+++ Data listing +++

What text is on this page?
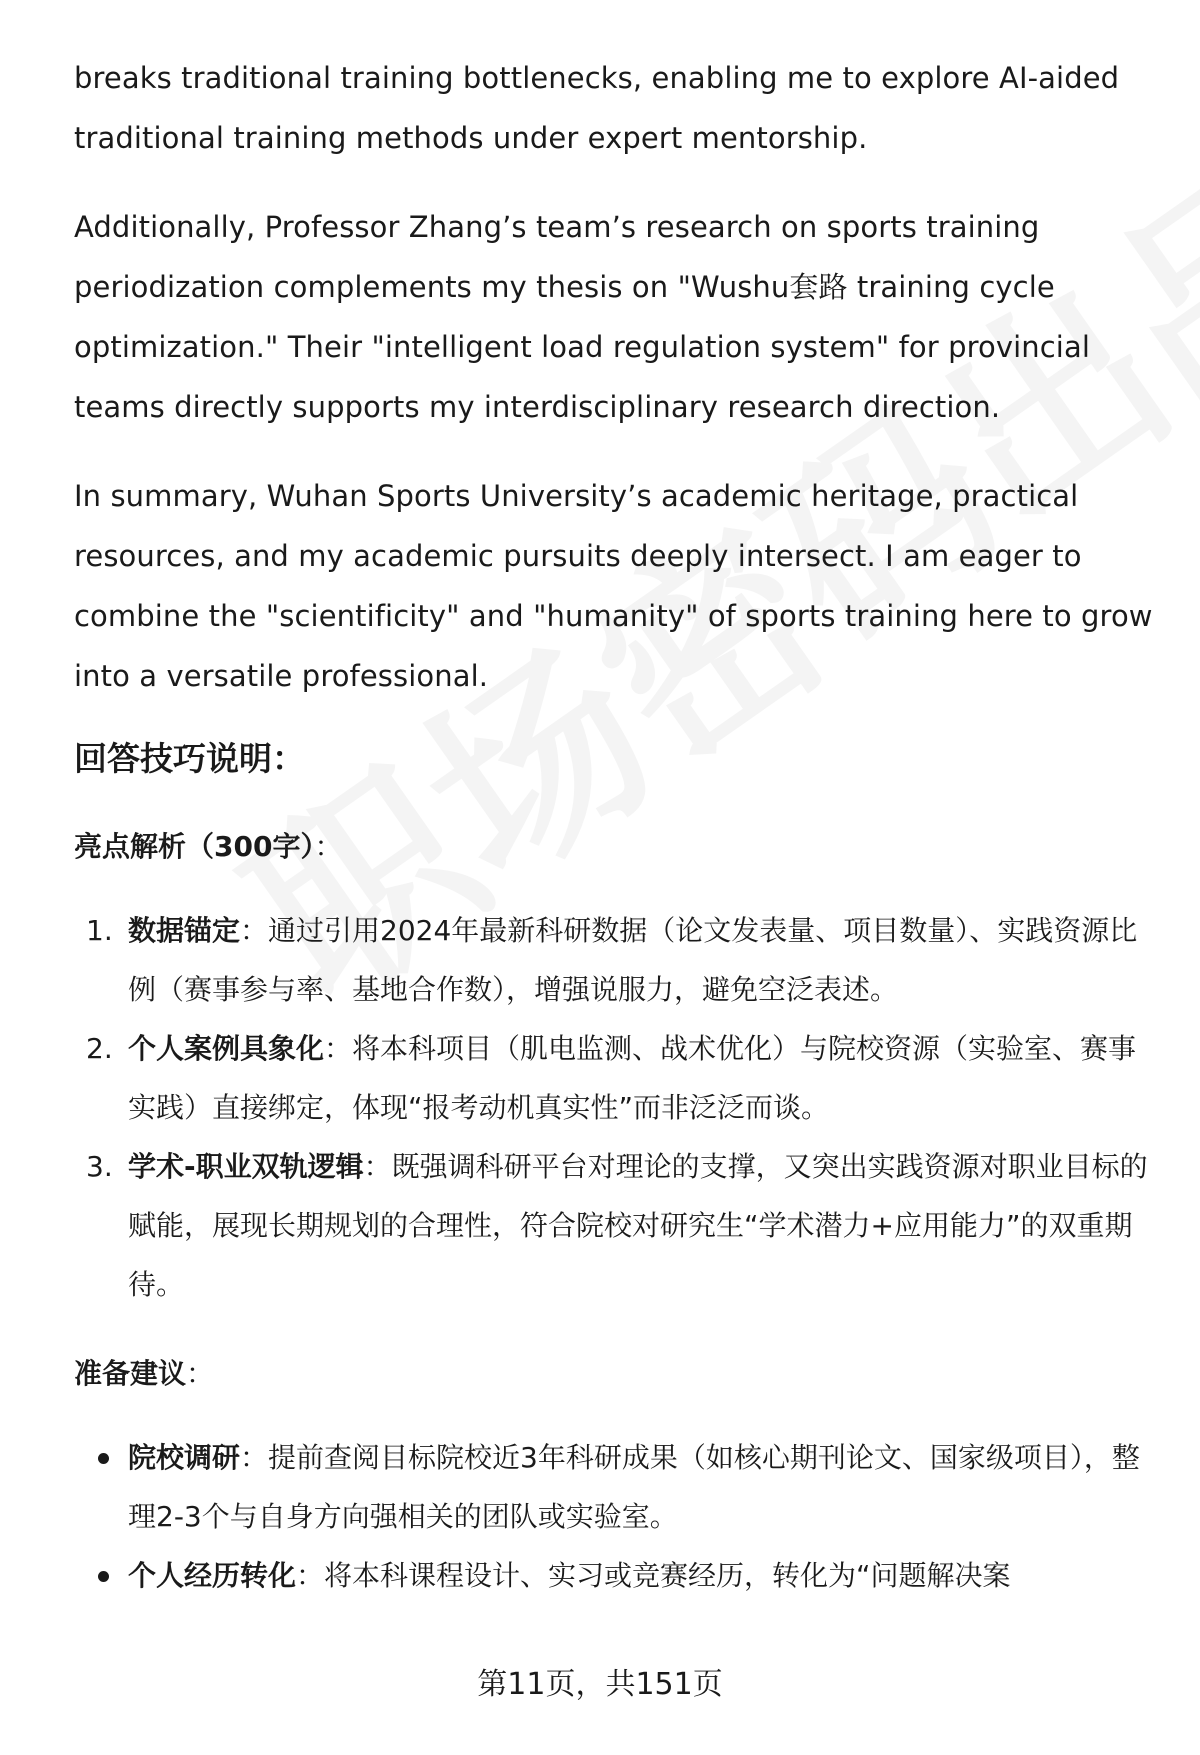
breaks traditional training bottlenecks, enabling me to explore AI-aided traditional training methods under expert mentorship.

Additionally, Professor Zhang’s team’s research on sports training periodization complements my thesis on "Wushu套路 training cycle optimization." Their "intelligent load regulation system" for provincial teams directly supports my interdisciplinary research direction.

In summary, Wuhan Sports University’s academic heritage, practical resources, and my academic pursuits deeply intersect. I am eager to combine the "scientificity" and "humanity" of sports training here to grow into a versatile professional.

回答技巧说明：
亮点解析（300字）：
1. 数据锚定：通过引用2024年最新科研数据（论文发表量、项目数量）、实践资源比例（赛事参与率、基地合作数），增强说服力，避免空泛表述。
2. 个人案例具象化：将本科项目（肌电监测、战术优化）与院校资源（实验室、赛事实践）直接绑定，体现“报考动机真实性”而非泛泛而谈。
3. 学术-职业双轨逻辑：既强调科研平台对理论的支撑，又突出实践资源对职业目标的赋能，展现长期规划的合理性，符合院校对研究生“学术潜力+应用能力”的双重期待。
准备建议：
院校调研：提前查阅目标院校近3年科研成果（如核心期刊论文、国家级项目），整理2-3个与自身方向强相关的团队或实验室。
个人经历转化：将本科课程设计、实习或竞赛经历，转化为“问题解决案
第11页，共151页
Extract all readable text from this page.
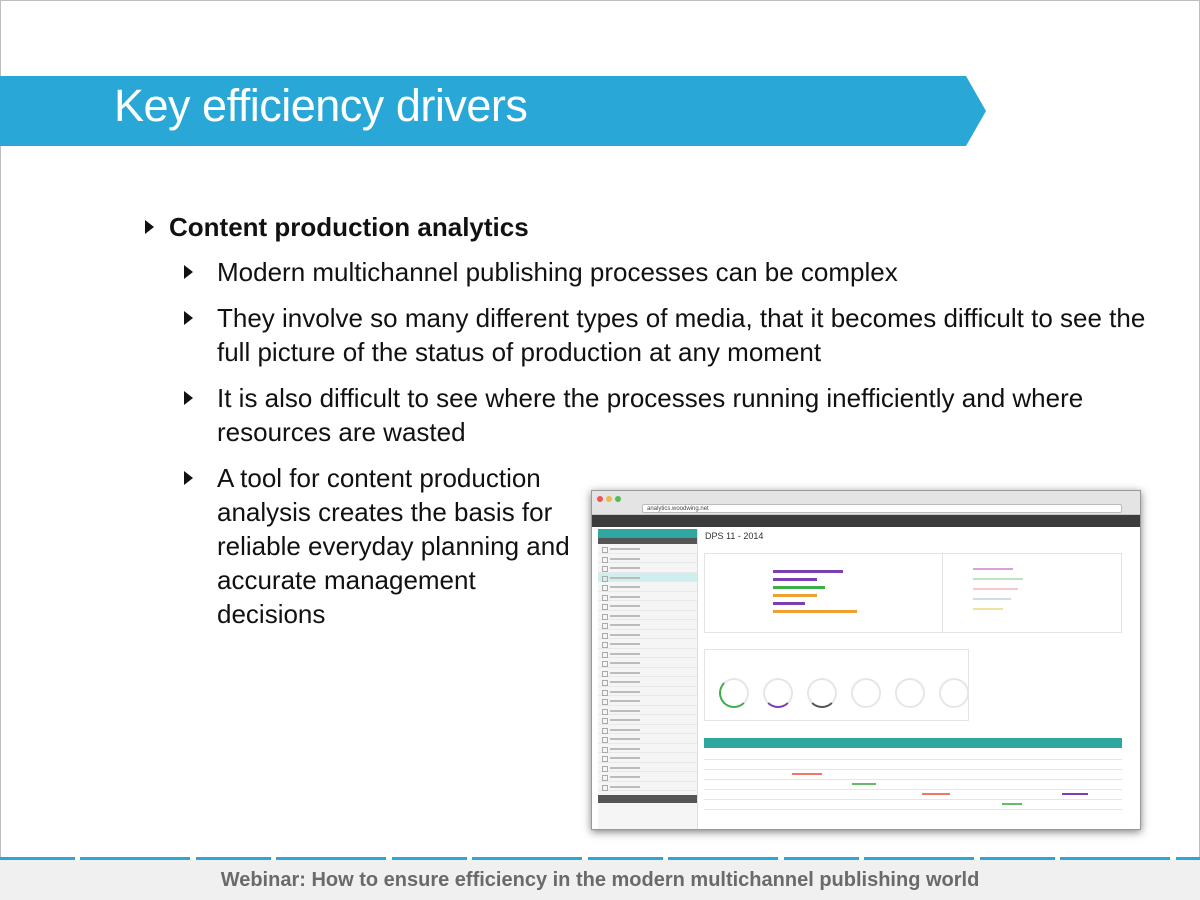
Key efficiency drivers
Content production analytics
Modern multichannel publishing processes can be complex
They involve so many different types of media, that it becomes difficult to see the full picture of the status of production at any moment
It is also difficult to see where the processes running inefficiently and where resources are wasted
A tool for content production analysis creates the basis for reliable everyday planning and accurate management decisions
analytics.woodwing.net
DPS 11 - 2014
Webinar: How to ensure efficiency in the modern multichannel publishing world
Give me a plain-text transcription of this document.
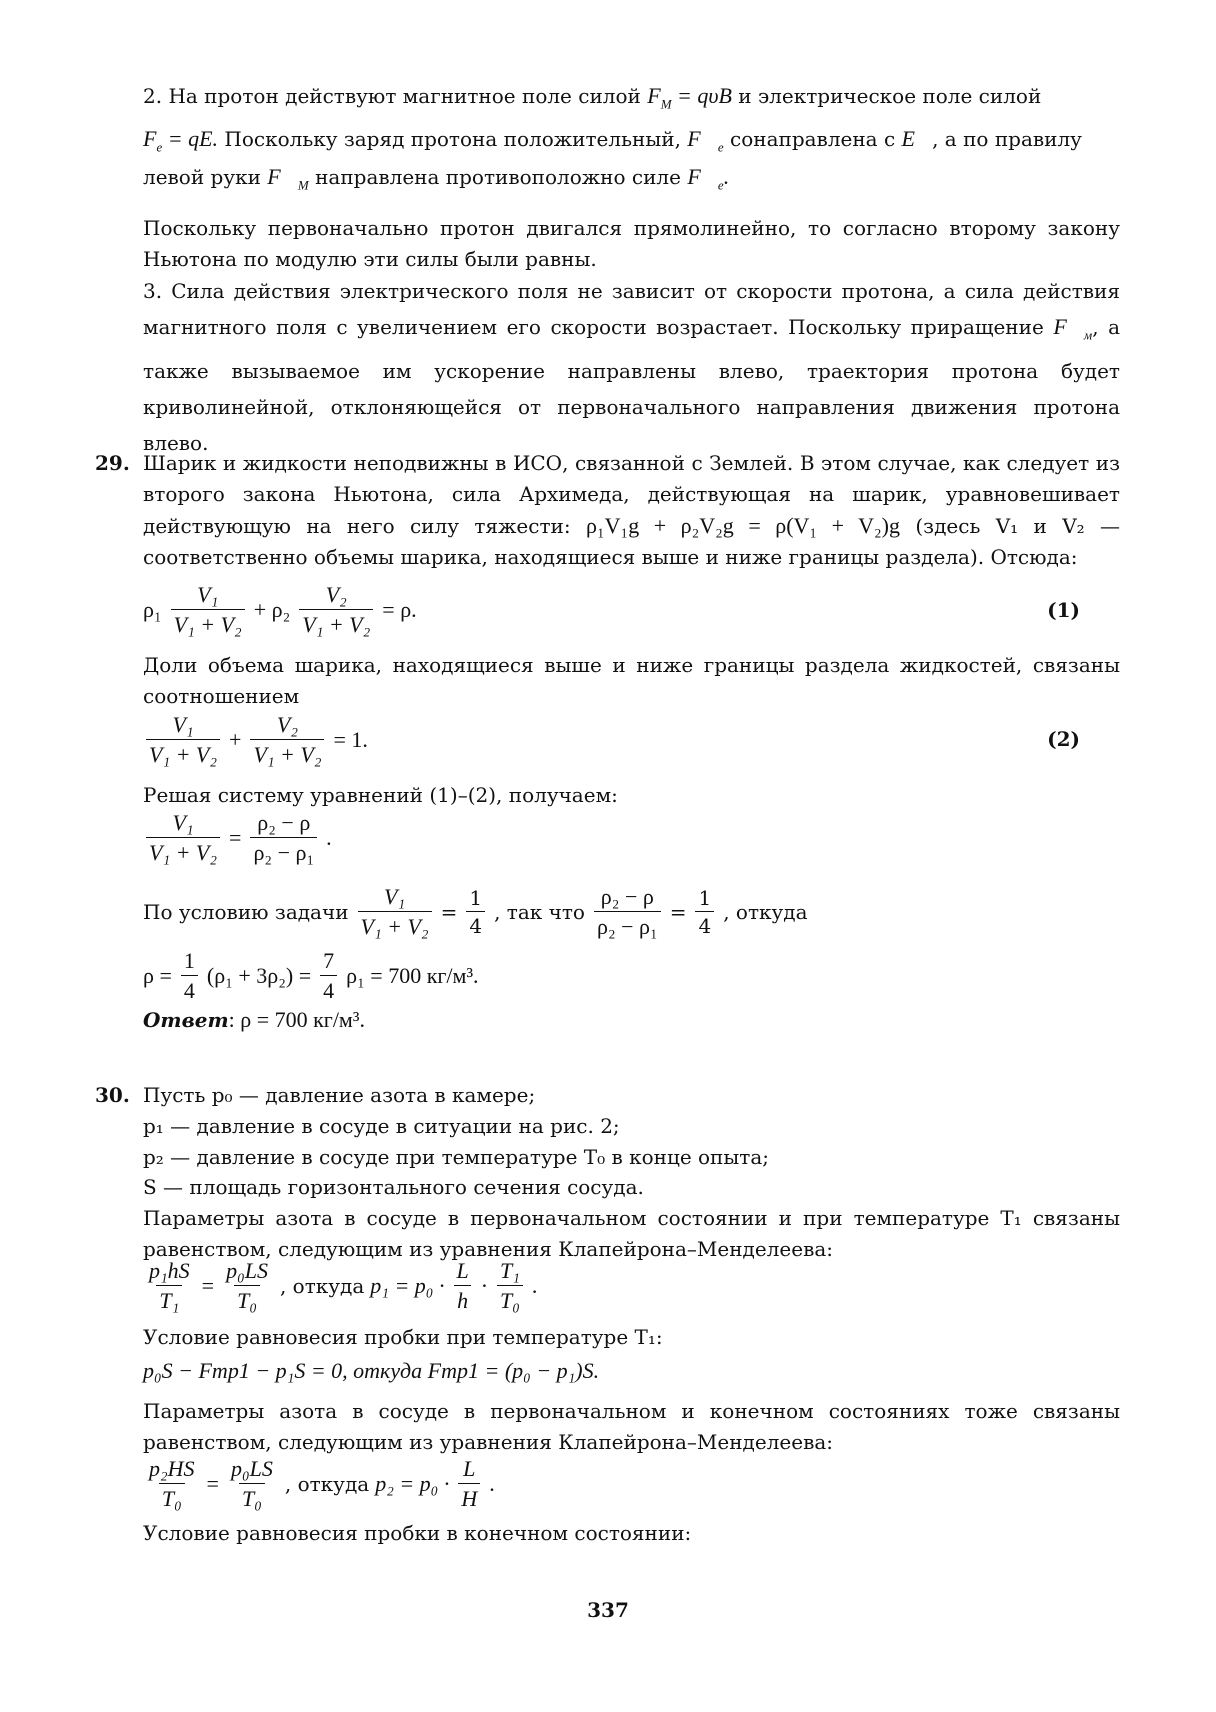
2. На протон действуют магнитное поле силой $F_М = q\upsilon B$ и электрическое поле силой
$F_e$ = qE. Поскольку заряд протона положительный, $F⃗_e$ сонаправлена с E, а по правилу
левой руки $F⃗_М$ направлена противоположно силе $F⃗_e$.
Поскольку первоначально протон двигался прямолинейно, то согласно второму закону Ньютона по модулю эти силы были равны.
3. Сила действия электрического поля не зависит от скорости протона, а сила действия магнитного поля с увеличением его скорости возрастает. Поскольку приращение $F⃗_м$, а также вызываемое им ускорение направлены влево, траектория протона будет криволинейной, отклоняющейся от первоначального направления движения протона влево.
29. Шарик и жидкости неподвижны в ИСО, связанной с Землей. В этом случае, как следует из второго закона Ньютона, сила Архимеда, действующая на шарик, уравновешивает действующую на него силу тяжести: ρ₁V₁g + ρ₂V₂g = ρ(V₁ + V₂)g (здесь V₁ и V₂ — соответственно объемы шарика, находящиеся выше и ниже границы раздела). Отсюда:
$\rho_1 \frac{\text{V₁}}{\text{V₁ + V₂}} + \rho_2 \frac{\text{V₂}}{\text{V₁ + V₂}} = \rho$.	(1)
Доли объема шарика, находящиеся выше и ниже границы раздела жидкостей, связаны соотношением
$\frac{\text{V₁}}{\text{V₁ + V₂}} + \frac{\text{V₂}}{\text{V₁ + V₂}} = 1$.	(2)
Решая систему уравнений (1)–(2), получаем:
$\frac{\text{V₁}}{\text{V₁ + V₂}} = \frac{\text{ρ₂ − ρ}}{\text{ρ₂ − ρ₁}}$ .
По условию задачи $\frac{\text{V₁}}{\text{V₁ + V₂}} = \frac{1}{4}$ , так что $\frac{\text{ρ₂ − ρ}}{\text{ρ₂ − ρ₁}} = \frac{1}{4}$ , откуда
$\rho = \frac{1}{4} (\rho_1 + 3\rho_2) = \frac{7}{4} \rho_1 = 700$ кг/м³.
Ответ: ρ = 700 кг/м³.
30. Пусть p₀ — давление азота в камере;
p₁ — давление в сосуде в ситуации на рис. 2;
p₂ — давление в сосуде при температуре T₀ в конце опыта;
S — площадь горизонтального сечения сосуда.
Параметры азота в сосуде в первоначальном состоянии и при температуре T₁ связаны равенством, следующим из уравнения Клапейрона–Менделеева:
$\frac{\text{p₁hS}}{\text{T₁}} = \frac{\text{p₀LS}}{\text{T₀}}$ , откуда $p_1 = p_0 \cdot \frac{L}{h} \cdot \frac{\text{T₁}}{\text{T₀}}$ .
Условие равновесия пробки при температуре T₁:
p₀S − Fтр1 − p₁S = 0, откуда Fтр1 = (p₀ − p₁)S.
Параметры азота в сосуде в первоначальном и конечном состояниях тоже связаны равенством, следующим из уравнения Клапейрона–Менделеева:
$\frac{\text{p₂HS}}{\text{T₀}} = \frac{\text{p₀LS}}{\text{T₀}}$ , откуда $p_2 = p_0 \cdot \frac{L}{H}$ .
Условие равновесия пробки в конечном состоянии:
337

+++

_Problem statement_
From the listing above, collect each line in which the string "difficult" appears.

_Exercise result_
They involve so many different types of media, that it becomes difficult to see the full picture of the status of production at any moment
It is also difficult to see where the processes running inefficiently and where resources are wasted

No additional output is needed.